** What the task asks **
Copy out verbatim every line of the material between the line containing "header-separator: • <box>769 27 774 42</box>" and the line containing "add-comment-section: Đăng <box>599", inclusive.

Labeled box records
———

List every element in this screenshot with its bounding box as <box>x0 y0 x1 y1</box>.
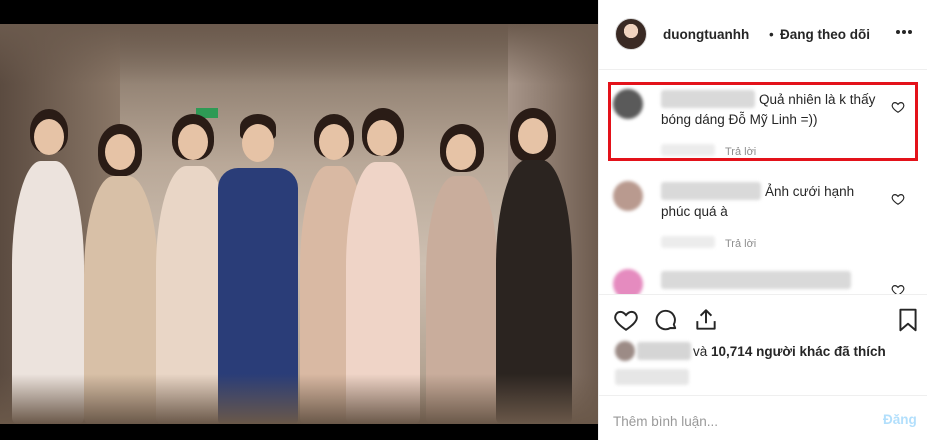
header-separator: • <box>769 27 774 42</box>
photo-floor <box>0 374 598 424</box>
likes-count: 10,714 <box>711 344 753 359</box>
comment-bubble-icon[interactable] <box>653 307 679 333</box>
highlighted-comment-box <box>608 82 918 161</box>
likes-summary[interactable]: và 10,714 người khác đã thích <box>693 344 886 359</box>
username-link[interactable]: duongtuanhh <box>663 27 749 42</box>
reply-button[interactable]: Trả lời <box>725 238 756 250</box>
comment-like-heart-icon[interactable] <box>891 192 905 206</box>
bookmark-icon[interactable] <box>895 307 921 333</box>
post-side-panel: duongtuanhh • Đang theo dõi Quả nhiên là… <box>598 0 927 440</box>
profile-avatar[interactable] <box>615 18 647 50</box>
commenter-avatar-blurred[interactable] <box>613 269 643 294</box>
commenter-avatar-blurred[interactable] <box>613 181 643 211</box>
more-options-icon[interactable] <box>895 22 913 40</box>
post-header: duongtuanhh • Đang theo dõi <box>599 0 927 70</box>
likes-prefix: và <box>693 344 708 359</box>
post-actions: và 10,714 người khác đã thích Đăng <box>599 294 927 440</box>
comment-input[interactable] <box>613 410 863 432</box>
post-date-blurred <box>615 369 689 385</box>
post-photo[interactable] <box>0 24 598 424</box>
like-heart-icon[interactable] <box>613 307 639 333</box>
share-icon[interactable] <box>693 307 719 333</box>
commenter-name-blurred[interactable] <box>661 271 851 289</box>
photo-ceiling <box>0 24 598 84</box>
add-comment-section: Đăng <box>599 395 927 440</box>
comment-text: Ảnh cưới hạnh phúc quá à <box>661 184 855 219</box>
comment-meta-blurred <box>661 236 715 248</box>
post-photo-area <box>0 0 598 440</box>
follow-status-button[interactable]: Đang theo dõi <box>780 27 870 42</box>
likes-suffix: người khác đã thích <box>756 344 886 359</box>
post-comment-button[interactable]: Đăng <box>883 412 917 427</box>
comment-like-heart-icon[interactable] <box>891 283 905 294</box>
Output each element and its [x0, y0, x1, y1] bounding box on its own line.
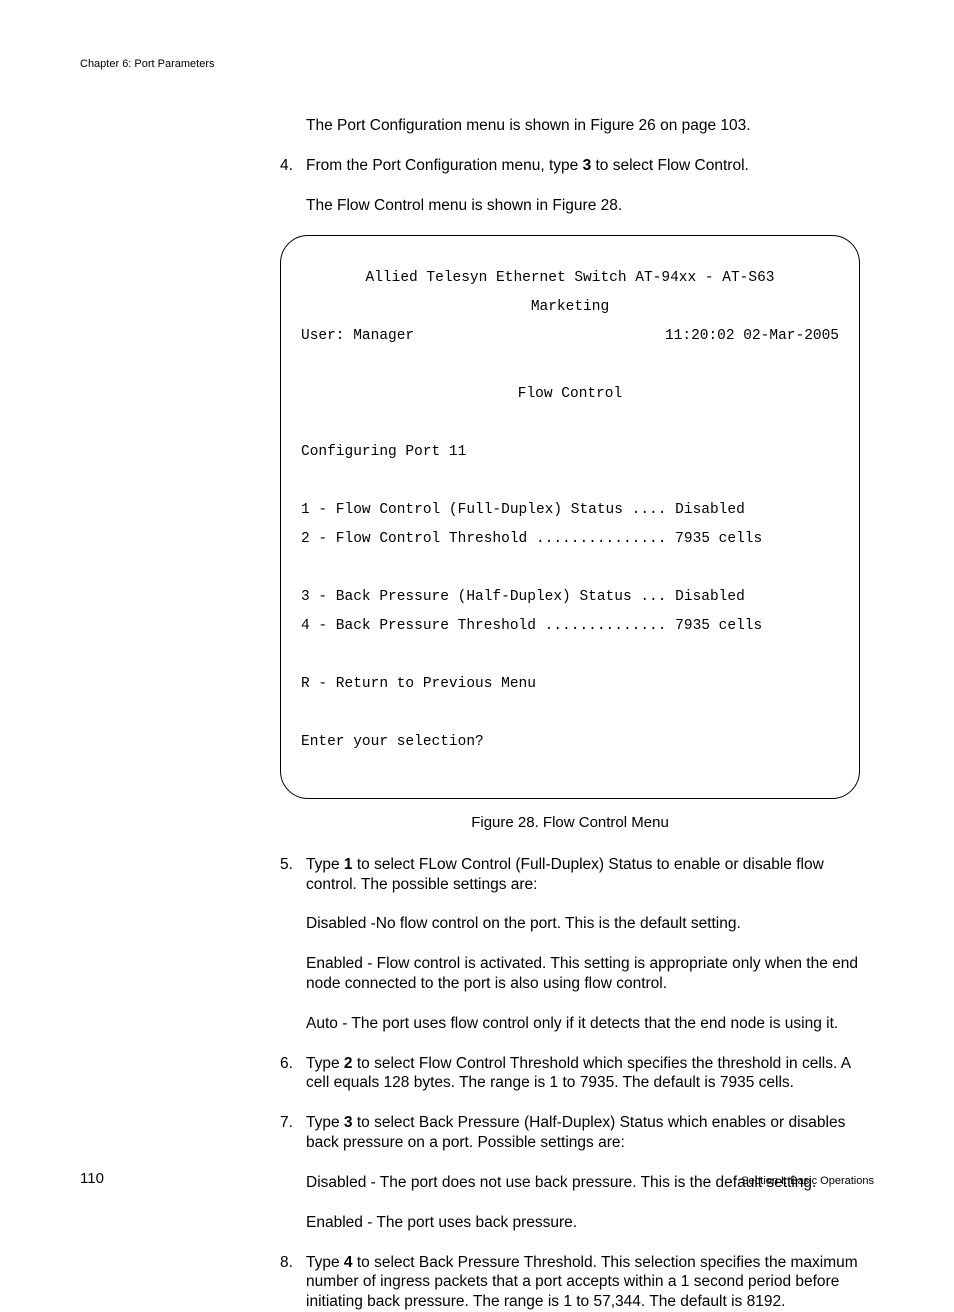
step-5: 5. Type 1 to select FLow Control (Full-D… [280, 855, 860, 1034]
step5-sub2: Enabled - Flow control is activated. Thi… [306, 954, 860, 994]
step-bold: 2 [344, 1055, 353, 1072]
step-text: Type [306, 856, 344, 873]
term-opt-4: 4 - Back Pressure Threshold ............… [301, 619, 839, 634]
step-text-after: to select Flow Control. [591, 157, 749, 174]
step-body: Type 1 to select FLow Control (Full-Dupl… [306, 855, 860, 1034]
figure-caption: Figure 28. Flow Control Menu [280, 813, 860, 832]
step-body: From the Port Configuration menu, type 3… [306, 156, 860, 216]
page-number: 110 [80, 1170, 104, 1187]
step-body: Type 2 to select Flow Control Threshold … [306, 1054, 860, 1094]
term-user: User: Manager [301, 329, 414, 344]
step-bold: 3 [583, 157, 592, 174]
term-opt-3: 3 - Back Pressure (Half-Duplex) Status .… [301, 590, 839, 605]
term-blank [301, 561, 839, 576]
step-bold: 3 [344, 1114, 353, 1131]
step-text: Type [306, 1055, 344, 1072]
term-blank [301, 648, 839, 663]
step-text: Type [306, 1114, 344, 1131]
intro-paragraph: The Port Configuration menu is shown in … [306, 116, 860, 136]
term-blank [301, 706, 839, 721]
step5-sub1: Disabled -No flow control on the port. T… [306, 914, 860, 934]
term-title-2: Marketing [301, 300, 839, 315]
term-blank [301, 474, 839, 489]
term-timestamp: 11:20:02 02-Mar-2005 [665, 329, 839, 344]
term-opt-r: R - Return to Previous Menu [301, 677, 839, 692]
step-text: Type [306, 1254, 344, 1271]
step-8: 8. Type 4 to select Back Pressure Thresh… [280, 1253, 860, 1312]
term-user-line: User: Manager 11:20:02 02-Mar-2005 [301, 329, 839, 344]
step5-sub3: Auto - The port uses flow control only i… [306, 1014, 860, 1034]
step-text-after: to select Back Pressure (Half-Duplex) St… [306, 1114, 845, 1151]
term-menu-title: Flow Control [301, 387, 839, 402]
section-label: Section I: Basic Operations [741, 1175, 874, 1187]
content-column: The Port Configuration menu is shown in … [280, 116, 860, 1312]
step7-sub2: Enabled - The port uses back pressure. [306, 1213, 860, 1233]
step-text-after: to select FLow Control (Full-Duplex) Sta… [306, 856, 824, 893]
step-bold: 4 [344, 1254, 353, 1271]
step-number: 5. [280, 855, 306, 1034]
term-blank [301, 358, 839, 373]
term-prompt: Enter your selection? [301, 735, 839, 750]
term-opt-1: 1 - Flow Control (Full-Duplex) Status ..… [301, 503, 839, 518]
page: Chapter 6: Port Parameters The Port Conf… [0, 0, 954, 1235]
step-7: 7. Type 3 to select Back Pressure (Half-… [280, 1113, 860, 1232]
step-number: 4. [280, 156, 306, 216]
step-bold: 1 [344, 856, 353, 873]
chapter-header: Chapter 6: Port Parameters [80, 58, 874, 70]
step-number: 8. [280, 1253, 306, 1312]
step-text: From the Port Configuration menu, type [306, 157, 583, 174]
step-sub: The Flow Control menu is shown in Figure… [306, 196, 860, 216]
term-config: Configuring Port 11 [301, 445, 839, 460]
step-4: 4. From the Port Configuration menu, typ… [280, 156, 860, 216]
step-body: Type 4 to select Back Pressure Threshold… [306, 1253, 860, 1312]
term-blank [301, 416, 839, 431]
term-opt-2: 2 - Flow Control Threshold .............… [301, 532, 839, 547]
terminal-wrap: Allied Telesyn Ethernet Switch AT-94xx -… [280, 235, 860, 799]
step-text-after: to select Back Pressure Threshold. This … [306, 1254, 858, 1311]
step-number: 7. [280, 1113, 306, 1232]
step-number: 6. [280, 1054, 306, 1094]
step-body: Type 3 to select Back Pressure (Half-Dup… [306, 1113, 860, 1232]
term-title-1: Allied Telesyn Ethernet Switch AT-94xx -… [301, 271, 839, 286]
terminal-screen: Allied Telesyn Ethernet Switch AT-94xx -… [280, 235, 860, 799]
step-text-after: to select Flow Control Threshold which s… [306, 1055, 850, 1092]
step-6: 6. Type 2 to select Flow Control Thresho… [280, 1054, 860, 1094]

———

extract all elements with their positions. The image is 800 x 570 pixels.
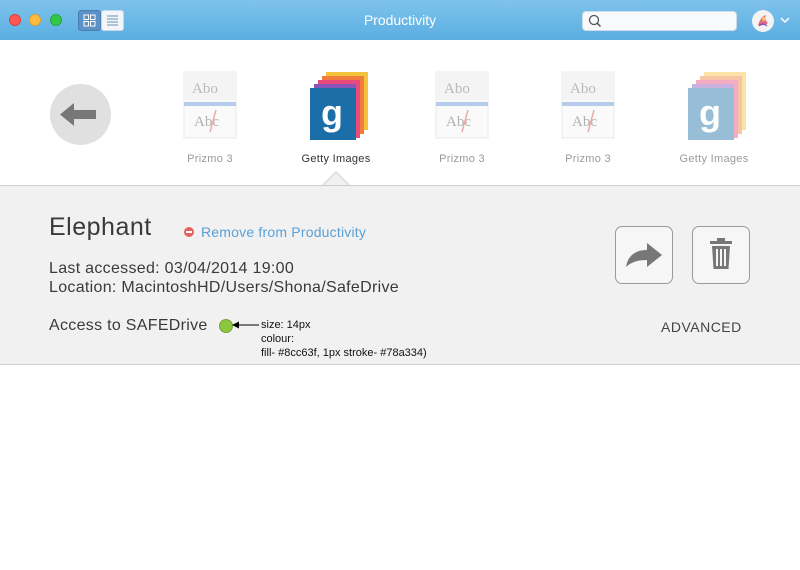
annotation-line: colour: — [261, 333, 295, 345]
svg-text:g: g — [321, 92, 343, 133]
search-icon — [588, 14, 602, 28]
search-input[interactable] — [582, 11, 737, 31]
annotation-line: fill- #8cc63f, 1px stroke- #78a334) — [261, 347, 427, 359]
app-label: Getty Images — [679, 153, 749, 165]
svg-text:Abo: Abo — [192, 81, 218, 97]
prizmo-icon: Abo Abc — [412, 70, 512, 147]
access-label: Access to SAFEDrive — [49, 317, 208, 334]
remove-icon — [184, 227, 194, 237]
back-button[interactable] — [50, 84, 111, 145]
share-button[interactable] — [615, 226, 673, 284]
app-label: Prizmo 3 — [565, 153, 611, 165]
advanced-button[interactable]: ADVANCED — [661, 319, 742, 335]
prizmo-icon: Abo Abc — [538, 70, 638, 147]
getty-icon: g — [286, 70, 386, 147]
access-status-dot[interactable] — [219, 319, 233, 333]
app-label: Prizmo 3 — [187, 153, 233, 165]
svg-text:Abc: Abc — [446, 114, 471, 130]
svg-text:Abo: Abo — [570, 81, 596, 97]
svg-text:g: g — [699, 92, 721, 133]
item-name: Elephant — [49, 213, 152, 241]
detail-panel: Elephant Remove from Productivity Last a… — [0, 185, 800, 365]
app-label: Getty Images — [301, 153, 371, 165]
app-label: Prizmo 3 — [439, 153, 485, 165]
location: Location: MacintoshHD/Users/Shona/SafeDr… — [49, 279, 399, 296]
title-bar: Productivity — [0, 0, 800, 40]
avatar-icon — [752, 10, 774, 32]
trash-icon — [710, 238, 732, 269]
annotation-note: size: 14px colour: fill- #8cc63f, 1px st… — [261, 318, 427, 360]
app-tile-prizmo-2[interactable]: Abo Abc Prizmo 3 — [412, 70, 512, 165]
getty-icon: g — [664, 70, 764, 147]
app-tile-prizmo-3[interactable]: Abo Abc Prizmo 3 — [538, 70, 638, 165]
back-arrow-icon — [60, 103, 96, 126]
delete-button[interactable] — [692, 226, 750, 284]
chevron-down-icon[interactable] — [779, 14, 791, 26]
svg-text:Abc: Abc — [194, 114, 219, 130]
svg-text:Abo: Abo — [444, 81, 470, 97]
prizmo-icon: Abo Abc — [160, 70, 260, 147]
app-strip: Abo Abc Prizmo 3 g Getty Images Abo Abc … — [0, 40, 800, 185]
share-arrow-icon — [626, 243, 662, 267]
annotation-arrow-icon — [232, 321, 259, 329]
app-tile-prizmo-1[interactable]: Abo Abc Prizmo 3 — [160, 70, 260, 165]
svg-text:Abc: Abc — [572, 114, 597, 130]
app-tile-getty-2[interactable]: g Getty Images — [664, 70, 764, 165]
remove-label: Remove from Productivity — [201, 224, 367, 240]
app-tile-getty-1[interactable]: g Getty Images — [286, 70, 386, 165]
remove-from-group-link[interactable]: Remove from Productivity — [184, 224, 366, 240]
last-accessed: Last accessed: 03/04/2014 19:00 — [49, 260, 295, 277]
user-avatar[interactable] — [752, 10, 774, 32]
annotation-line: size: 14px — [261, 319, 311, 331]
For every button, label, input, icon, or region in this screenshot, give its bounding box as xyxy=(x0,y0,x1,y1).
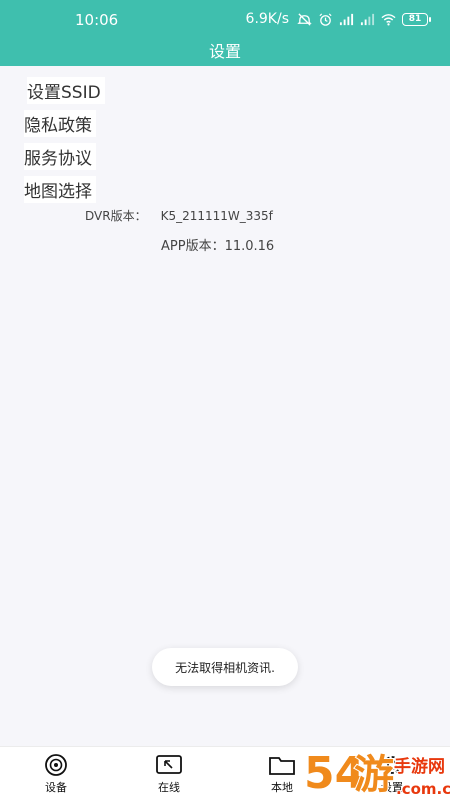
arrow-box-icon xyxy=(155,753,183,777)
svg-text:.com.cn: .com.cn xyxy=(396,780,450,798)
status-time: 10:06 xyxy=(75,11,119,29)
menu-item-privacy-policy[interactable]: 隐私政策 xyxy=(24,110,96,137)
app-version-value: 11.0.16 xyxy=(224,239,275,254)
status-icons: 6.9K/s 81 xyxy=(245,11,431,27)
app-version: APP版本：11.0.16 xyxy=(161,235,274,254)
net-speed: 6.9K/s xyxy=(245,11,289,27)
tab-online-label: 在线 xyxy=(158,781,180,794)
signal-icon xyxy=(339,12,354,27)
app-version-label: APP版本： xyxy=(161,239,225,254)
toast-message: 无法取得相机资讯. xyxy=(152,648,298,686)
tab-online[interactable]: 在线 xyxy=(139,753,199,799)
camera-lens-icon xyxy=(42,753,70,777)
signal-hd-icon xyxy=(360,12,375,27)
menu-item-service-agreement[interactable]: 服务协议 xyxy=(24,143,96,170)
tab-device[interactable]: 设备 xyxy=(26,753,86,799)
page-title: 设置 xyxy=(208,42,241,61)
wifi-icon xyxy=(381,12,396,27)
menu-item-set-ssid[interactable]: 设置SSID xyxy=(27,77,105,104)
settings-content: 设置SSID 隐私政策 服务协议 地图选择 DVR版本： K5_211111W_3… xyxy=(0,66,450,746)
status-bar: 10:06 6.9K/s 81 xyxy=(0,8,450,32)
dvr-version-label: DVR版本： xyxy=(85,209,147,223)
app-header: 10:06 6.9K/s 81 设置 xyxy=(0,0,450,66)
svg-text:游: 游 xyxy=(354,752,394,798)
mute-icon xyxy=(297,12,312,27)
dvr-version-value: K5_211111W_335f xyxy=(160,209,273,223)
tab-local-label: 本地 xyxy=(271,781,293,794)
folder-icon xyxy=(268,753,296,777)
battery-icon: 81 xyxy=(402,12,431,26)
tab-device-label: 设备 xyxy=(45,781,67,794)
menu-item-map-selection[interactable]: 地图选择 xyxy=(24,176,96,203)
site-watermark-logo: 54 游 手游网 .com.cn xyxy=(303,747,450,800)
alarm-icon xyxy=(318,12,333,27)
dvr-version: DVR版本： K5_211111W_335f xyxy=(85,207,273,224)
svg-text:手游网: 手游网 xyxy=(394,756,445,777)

———

** Finished answer **
header-separator: • <box>769 27 774 42</box>
photo-floor <box>0 374 598 424</box>
likes-count: 10,714 <box>711 344 753 359</box>
comment-bubble-icon[interactable] <box>653 307 679 333</box>
highlighted-comment-box <box>608 82 918 161</box>
likes-summary[interactable]: và 10,714 người khác đã thích <box>693 344 886 359</box>
username-link[interactable]: duongtuanhh <box>663 27 749 42</box>
reply-button[interactable]: Trả lời <box>725 238 756 250</box>
comment-like-heart-icon[interactable] <box>891 192 905 206</box>
bookmark-icon[interactable] <box>895 307 921 333</box>
post-side-panel: duongtuanhh • Đang theo dõi Quả nhiên là… <box>598 0 927 440</box>
profile-avatar[interactable] <box>615 18 647 50</box>
commenter-avatar-blurred[interactable] <box>613 269 643 294</box>
commenter-avatar-blurred[interactable] <box>613 181 643 211</box>
more-options-icon[interactable] <box>895 22 913 40</box>
post-header: duongtuanhh • Đang theo dõi <box>599 0 927 70</box>
likes-prefix: và <box>693 344 708 359</box>
post-actions: và 10,714 người khác đã thích Đăng <box>599 294 927 440</box>
comment-input[interactable] <box>613 410 863 432</box>
post-date-blurred <box>615 369 689 385</box>
post-photo[interactable] <box>0 24 598 424</box>
like-heart-icon[interactable] <box>613 307 639 333</box>
share-icon[interactable] <box>693 307 719 333</box>
commenter-name-blurred[interactable] <box>661 271 851 289</box>
photo-ceiling <box>0 24 598 84</box>
add-comment-section: Đăng <box>599 395 927 440</box>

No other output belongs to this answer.